# [Aim]
Identify the lines that contain the word "image" and copy each one.

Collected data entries
--*--

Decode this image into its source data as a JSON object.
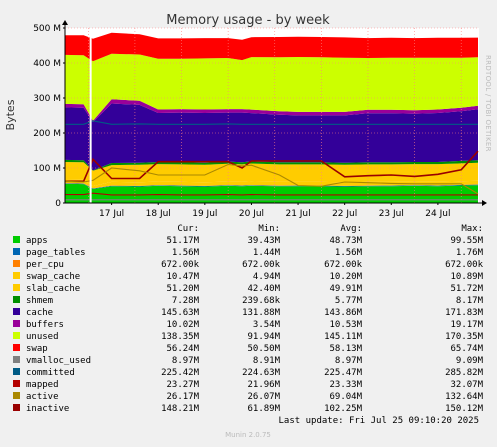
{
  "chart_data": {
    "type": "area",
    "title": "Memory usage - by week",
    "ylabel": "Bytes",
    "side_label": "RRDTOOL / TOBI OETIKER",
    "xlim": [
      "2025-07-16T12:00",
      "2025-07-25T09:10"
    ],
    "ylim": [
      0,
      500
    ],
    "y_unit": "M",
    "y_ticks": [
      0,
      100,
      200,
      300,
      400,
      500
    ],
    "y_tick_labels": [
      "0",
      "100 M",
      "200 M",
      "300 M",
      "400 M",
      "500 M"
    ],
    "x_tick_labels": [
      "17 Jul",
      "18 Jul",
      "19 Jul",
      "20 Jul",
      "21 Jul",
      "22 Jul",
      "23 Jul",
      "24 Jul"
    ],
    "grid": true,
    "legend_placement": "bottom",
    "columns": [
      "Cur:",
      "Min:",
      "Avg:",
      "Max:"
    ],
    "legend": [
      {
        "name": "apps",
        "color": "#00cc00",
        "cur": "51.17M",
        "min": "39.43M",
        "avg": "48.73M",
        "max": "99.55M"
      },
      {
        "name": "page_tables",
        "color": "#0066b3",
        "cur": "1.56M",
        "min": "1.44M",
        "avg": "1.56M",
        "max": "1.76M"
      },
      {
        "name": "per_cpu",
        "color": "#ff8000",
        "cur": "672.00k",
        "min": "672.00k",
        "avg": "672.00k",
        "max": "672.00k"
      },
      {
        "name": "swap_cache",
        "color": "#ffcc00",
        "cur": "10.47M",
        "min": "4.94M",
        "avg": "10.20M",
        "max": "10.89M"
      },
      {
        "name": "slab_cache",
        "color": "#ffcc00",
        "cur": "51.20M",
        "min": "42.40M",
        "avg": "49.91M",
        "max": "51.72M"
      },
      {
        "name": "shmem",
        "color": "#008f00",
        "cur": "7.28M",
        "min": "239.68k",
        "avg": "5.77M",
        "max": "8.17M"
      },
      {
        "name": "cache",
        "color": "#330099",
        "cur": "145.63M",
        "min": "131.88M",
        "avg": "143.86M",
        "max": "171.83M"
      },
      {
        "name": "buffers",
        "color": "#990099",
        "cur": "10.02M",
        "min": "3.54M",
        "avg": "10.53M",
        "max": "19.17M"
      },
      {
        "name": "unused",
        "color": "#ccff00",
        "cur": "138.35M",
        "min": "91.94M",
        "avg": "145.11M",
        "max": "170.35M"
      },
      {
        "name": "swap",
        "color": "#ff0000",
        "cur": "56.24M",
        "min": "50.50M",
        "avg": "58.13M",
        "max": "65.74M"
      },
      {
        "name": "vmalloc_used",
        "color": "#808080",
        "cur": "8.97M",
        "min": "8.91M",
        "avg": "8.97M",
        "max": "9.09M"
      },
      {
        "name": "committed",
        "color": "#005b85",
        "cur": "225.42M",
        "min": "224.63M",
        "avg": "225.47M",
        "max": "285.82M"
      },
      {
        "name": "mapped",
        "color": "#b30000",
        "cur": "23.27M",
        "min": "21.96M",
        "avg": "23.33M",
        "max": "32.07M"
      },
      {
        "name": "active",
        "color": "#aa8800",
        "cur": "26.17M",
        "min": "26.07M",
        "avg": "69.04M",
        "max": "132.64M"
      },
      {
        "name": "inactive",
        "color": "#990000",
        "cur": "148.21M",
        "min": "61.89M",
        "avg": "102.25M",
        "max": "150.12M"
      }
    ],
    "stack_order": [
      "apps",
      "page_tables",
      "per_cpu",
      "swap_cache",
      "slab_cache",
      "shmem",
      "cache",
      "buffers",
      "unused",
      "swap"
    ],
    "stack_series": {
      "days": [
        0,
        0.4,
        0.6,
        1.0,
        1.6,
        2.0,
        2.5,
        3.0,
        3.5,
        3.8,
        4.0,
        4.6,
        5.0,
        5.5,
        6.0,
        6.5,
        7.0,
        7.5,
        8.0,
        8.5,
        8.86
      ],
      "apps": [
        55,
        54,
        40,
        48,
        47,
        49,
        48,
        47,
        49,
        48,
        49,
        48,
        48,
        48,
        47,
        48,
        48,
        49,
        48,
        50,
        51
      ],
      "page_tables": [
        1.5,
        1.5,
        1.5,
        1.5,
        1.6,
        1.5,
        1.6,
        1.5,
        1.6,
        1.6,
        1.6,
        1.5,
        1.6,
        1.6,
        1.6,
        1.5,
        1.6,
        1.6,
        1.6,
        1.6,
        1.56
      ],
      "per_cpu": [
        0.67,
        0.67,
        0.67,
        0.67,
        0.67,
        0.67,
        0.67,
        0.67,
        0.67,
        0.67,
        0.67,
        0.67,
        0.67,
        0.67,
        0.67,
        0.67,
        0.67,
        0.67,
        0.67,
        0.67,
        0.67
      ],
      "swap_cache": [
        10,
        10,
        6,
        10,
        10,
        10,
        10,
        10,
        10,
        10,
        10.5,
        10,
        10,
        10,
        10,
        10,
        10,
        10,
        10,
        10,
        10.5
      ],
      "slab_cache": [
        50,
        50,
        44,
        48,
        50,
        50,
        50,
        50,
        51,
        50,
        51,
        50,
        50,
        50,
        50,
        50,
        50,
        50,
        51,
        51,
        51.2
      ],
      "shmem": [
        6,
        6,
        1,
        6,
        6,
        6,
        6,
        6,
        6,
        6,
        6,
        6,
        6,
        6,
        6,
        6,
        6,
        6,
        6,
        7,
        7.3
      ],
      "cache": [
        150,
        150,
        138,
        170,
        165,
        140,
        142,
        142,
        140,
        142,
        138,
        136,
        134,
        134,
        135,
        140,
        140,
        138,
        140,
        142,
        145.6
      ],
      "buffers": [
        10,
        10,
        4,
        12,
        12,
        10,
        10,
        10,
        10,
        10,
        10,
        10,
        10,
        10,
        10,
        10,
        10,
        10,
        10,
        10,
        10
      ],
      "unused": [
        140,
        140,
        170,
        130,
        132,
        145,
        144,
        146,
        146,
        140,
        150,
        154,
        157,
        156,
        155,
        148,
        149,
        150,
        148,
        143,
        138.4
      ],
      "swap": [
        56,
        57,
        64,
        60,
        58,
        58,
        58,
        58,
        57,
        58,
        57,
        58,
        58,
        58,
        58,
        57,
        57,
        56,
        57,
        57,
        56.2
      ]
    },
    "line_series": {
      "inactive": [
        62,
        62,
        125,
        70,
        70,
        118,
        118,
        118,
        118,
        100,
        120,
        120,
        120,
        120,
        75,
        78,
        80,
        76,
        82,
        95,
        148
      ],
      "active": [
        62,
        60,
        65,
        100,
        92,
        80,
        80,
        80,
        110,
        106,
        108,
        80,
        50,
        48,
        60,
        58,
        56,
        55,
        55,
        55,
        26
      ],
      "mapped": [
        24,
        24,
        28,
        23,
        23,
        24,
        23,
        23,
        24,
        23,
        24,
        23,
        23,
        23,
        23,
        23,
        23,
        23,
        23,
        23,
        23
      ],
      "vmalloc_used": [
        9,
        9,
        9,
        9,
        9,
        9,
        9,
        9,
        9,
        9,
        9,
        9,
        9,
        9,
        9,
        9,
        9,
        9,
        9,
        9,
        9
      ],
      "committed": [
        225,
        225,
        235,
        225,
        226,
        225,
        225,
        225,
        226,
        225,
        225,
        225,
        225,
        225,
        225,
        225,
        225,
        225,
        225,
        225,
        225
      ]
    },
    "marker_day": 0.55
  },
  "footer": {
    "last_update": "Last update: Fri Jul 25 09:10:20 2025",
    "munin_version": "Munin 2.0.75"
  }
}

--*--

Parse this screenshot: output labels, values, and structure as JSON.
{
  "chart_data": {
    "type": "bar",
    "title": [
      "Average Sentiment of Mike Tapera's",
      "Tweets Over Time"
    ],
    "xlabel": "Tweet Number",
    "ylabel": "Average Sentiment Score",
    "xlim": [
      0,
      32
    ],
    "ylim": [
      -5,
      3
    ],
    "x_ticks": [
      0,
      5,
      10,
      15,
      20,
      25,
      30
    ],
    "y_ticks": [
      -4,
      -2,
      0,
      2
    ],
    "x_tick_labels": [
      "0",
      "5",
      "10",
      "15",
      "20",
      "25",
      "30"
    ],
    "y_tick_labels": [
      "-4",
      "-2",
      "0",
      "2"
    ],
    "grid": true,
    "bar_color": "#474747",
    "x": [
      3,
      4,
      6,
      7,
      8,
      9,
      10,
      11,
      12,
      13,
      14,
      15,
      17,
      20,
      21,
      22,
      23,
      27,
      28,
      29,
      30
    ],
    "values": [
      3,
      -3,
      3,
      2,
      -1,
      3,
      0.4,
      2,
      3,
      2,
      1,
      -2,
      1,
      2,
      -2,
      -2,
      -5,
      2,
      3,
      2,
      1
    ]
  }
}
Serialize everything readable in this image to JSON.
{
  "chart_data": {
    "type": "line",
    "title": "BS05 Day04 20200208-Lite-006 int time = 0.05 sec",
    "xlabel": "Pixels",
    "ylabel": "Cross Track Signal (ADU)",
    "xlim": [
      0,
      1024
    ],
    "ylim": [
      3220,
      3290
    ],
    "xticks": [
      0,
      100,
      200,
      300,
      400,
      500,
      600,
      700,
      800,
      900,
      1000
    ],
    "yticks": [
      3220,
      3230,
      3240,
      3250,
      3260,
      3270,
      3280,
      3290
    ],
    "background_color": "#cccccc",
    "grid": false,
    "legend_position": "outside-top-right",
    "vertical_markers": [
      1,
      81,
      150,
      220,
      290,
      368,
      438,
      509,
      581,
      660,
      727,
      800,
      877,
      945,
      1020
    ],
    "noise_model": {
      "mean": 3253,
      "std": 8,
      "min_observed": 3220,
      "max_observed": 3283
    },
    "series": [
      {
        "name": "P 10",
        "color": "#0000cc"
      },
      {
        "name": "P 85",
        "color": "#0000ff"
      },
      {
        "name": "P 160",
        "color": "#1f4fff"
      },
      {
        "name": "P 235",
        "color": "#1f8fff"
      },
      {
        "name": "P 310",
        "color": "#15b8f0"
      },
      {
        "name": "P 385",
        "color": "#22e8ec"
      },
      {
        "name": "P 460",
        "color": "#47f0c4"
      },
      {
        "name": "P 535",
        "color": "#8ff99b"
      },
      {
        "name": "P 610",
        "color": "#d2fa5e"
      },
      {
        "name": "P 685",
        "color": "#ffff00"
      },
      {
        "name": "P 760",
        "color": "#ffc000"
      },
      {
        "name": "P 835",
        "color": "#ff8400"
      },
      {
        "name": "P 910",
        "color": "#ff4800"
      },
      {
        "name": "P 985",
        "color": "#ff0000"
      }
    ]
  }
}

--*--

# [Correct answer]
Decode this image into its source data as a JSON object.
Serialize everything readable in this image to JSON.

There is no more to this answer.